▸ **Exercise requirements**
Return the whole listing, line for line, without the pictures in it.

Dataset items

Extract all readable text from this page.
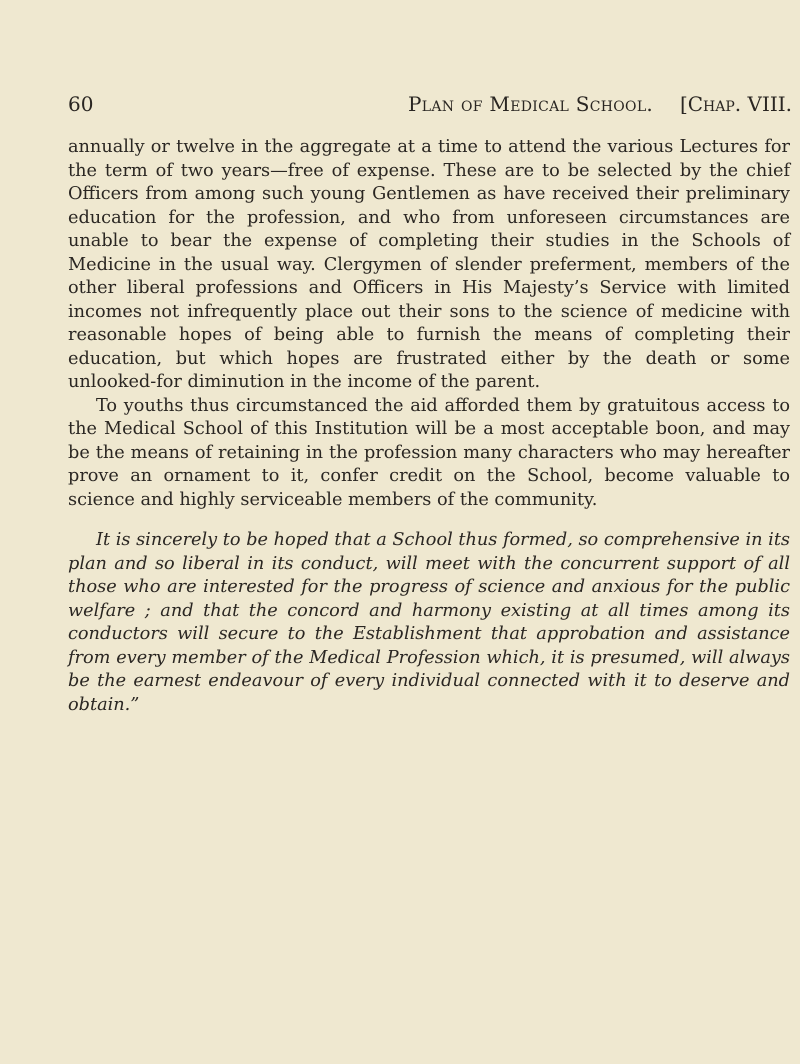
60	Plan of Medical School. [Chap. VIII.

annually or twelve in the aggregate at a time to attend the various Lectures for the term of two years—free of expense. These are to be selected by the chief Officers from among such young Gentlemen as have received their preliminary education for the profession, and who from unforeseen circumstances are unable to bear the expense of completing their studies in the Schools of Medicine in the usual way. Clergymen of slender preferment, members of the other liberal professions and Officers in His Majesty’s Service with limited incomes not infrequently place out their sons to the science of medicine with reasonable hopes of being able to furnish the means of completing their education, but which hopes are frustrated either by the death or some unlooked-for diminution in the income of the parent.

To youths thus circumstanced the aid afforded them by gratuitous access to the Medical School of this Institution will be a most acceptable boon, and may be the means of retaining in the profession many characters who may hereafter prove an ornament to it, confer credit on the School, become valuable to science and highly serviceable members of the community.

It is sincerely to be hoped that a School thus formed, so comprehensive in its plan and so liberal in its conduct, will meet with the concurrent support of all those who are interested for the progress of science and anxious for the public welfare ; and that the concord and harmony existing at all times among its conductors will secure to the Establishment that approbation and assistance from every member of the Medical Profession which, it is presumed, will always be the earnest endeavour of every individual connected with it to deserve and obtain.”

▸ **Result of this exercise**
Extract all readable text from this page.
60	Plan of Medical School. [Chap. VIII.

annually or twelve in the aggregate at a time to attend the various Lectures for the term of two years—free of expense. These are to be selected by the chief Officers from among such young Gentlemen as have received their preliminary education for the profession, and who from unforeseen circumstances are unable to bear the expense of completing their studies in the Schools of Medicine in the usual way. Clergymen of slender preferment, members of the other liberal professions and Officers in His Majesty’s Service with limited incomes not infrequently place out their sons to the science of medicine with reasonable hopes of being able to furnish the means of completing their education, but which hopes are frustrated either by the death or some unlooked-for diminution in the income of the parent.

To youths thus circumstanced the aid afforded them by gratuitous access to the Medical School of this Institution will be a most acceptable boon, and may be the means of retaining in the profession many characters who may hereafter prove an ornament to it, confer credit on the School, become valuable to science and highly serviceable members of the community.

It is sincerely to be hoped that a School thus formed, so comprehensive in its plan and so liberal in its conduct, will meet with the concurrent support of all those who are interested for the progress of science and anxious for the public welfare ; and that the concord and harmony existing at all times among its conductors will secure to the Establishment that approbation and assistance from every member of the Medical Profession which, it is presumed, will always be the earnest endeavour of every individual connected with it to deserve and obtain.”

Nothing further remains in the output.